(Figure collection entries)
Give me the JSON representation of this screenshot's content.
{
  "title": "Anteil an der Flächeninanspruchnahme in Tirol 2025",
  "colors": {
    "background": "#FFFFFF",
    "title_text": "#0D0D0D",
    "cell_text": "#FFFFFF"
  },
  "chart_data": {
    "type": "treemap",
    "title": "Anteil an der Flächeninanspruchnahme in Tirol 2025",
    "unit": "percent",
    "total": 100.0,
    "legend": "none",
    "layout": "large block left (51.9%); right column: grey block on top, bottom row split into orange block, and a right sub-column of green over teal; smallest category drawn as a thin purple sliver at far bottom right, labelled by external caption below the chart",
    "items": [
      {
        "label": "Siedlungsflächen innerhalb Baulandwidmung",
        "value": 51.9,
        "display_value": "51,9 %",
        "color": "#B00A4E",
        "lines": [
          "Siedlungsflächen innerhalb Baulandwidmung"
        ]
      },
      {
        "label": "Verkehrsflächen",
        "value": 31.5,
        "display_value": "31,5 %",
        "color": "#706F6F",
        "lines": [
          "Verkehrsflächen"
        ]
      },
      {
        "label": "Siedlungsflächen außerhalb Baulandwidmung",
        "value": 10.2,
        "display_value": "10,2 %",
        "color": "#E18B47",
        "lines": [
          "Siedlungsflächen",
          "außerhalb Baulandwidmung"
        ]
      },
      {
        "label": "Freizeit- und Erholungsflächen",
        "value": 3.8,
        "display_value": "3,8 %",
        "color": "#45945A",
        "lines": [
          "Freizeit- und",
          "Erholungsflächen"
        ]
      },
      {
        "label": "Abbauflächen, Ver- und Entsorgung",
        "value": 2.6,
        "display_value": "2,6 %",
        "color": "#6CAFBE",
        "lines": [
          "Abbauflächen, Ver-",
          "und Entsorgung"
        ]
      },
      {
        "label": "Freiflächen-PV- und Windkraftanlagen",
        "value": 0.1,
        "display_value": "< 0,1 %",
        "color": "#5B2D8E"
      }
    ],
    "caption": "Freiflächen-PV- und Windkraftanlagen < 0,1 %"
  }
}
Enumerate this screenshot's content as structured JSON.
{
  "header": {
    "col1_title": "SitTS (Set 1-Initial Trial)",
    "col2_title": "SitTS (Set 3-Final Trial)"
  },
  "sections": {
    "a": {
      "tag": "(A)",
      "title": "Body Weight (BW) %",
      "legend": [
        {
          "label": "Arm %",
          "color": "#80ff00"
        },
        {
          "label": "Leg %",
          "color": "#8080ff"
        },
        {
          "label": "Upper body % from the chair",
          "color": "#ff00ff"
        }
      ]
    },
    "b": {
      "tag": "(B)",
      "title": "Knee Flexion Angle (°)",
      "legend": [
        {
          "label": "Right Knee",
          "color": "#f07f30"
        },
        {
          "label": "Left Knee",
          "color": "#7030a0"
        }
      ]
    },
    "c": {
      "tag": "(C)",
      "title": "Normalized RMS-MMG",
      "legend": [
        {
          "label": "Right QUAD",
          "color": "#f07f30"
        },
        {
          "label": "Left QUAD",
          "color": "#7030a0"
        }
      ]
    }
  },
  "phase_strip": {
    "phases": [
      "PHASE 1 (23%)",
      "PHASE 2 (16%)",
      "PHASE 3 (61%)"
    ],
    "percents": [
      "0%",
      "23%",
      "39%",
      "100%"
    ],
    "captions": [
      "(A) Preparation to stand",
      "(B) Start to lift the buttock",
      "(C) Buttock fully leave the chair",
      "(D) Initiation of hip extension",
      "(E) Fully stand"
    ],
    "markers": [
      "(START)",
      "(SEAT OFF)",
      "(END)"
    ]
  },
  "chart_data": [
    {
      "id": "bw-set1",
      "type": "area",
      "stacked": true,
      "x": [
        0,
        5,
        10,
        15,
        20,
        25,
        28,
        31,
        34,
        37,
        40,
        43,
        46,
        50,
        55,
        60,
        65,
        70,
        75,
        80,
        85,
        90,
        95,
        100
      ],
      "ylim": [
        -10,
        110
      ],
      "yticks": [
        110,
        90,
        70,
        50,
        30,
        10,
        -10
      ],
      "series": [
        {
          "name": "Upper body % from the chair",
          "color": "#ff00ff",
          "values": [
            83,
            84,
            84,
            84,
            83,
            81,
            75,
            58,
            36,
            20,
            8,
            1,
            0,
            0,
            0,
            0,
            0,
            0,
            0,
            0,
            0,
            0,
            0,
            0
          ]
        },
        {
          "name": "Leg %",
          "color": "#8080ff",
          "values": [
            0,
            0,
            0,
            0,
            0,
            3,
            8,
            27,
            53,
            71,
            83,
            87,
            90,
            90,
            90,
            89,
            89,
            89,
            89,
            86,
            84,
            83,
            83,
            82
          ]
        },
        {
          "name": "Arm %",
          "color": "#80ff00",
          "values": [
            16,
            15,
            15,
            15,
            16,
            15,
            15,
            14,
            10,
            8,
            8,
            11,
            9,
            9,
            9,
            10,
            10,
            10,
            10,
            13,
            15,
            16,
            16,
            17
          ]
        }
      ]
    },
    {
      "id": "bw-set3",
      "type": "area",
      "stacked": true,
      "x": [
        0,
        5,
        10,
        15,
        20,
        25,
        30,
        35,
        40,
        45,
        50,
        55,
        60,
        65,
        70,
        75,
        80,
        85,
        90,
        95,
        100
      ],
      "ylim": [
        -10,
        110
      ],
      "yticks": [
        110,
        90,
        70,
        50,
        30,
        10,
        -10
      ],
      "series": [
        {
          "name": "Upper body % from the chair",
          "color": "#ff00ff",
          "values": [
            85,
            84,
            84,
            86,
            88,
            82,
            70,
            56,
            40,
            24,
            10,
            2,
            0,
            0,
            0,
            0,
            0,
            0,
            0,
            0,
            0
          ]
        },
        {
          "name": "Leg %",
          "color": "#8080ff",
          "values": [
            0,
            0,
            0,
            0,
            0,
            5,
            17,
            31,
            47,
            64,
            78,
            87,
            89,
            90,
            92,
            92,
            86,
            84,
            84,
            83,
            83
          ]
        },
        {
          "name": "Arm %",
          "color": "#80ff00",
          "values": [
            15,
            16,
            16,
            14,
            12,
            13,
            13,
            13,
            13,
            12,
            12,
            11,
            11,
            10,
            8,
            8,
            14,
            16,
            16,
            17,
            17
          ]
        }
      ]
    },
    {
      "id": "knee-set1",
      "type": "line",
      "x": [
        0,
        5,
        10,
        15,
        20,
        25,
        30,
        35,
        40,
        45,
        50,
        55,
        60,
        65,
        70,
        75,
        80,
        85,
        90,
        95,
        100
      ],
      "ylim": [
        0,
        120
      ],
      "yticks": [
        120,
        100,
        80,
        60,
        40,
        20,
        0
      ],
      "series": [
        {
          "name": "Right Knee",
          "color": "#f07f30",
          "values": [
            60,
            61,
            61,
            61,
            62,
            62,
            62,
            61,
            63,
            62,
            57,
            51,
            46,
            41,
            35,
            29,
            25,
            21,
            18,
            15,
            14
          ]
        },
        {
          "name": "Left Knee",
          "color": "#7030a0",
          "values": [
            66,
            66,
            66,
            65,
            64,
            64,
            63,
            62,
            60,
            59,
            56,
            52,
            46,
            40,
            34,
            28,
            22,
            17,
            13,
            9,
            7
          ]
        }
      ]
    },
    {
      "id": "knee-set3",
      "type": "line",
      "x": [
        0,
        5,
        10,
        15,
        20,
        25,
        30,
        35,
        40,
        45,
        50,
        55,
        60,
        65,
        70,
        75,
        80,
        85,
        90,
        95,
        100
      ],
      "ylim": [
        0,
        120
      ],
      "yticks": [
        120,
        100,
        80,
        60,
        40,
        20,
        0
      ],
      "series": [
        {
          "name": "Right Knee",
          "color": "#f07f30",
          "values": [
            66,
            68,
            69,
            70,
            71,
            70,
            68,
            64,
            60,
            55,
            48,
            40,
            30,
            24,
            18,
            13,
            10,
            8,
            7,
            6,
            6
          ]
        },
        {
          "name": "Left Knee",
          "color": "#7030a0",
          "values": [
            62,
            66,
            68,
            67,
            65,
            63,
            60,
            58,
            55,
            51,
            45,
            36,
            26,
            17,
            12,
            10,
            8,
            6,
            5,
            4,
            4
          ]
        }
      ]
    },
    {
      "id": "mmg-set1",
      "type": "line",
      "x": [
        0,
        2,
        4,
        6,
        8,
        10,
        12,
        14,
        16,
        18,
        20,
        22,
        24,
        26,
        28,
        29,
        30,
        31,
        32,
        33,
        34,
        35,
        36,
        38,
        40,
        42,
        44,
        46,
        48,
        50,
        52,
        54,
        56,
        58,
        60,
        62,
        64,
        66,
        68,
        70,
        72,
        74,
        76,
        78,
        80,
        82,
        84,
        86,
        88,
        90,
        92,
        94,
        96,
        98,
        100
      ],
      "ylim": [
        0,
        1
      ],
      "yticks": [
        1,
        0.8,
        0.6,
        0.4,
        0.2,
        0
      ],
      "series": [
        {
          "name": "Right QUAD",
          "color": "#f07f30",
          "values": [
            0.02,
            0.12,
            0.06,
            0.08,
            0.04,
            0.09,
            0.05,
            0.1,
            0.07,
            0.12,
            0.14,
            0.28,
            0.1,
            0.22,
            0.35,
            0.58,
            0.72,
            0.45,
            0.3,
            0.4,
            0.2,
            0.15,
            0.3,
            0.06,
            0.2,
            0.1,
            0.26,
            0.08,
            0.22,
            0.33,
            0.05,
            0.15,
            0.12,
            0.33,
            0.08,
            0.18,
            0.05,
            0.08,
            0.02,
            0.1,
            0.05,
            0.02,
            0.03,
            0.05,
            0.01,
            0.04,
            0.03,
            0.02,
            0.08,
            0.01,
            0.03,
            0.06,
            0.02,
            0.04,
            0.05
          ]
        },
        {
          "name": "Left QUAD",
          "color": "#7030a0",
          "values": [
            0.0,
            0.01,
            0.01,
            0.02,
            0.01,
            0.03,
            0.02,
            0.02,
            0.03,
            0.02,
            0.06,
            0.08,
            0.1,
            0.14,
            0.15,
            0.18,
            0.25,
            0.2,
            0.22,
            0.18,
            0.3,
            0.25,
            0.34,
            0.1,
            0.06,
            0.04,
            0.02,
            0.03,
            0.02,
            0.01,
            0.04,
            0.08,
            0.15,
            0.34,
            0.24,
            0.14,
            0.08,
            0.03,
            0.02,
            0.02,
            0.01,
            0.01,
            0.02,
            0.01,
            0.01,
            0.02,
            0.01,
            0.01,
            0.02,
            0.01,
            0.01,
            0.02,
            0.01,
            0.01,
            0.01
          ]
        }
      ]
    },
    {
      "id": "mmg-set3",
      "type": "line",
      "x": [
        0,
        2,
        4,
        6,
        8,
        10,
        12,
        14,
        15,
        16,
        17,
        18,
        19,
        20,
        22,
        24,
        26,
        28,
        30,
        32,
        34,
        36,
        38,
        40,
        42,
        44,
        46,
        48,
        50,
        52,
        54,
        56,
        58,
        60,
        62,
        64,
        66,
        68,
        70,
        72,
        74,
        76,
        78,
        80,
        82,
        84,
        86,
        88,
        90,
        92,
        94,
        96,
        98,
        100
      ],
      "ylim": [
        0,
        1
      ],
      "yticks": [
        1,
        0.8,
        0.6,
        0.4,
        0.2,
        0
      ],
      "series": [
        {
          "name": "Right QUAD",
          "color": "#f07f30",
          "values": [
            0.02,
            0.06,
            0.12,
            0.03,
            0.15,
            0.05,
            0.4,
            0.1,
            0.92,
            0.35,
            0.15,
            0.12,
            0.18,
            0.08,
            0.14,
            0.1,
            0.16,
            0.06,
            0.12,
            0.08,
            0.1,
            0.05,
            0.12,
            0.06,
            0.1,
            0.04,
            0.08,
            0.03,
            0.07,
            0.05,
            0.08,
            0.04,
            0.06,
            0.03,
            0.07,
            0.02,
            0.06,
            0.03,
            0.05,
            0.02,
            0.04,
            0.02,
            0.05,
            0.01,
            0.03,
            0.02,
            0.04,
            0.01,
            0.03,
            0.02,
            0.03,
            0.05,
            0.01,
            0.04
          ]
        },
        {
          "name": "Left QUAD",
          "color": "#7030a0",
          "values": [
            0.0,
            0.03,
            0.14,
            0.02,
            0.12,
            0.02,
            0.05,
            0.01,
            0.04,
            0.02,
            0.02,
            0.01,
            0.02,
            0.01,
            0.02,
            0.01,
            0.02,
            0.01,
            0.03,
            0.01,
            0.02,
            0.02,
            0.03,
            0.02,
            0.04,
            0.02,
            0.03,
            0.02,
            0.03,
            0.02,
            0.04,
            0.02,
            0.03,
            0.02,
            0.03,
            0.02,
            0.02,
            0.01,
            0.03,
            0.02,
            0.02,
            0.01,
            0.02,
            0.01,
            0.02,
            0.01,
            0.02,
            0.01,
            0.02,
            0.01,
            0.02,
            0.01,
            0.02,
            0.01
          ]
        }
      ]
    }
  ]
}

Objective: Identify every line where the string "Erholungsflächen" appears.

The output:
        "label": "Freizeit- und Erholungsflächen",
          "Erholungsflächen"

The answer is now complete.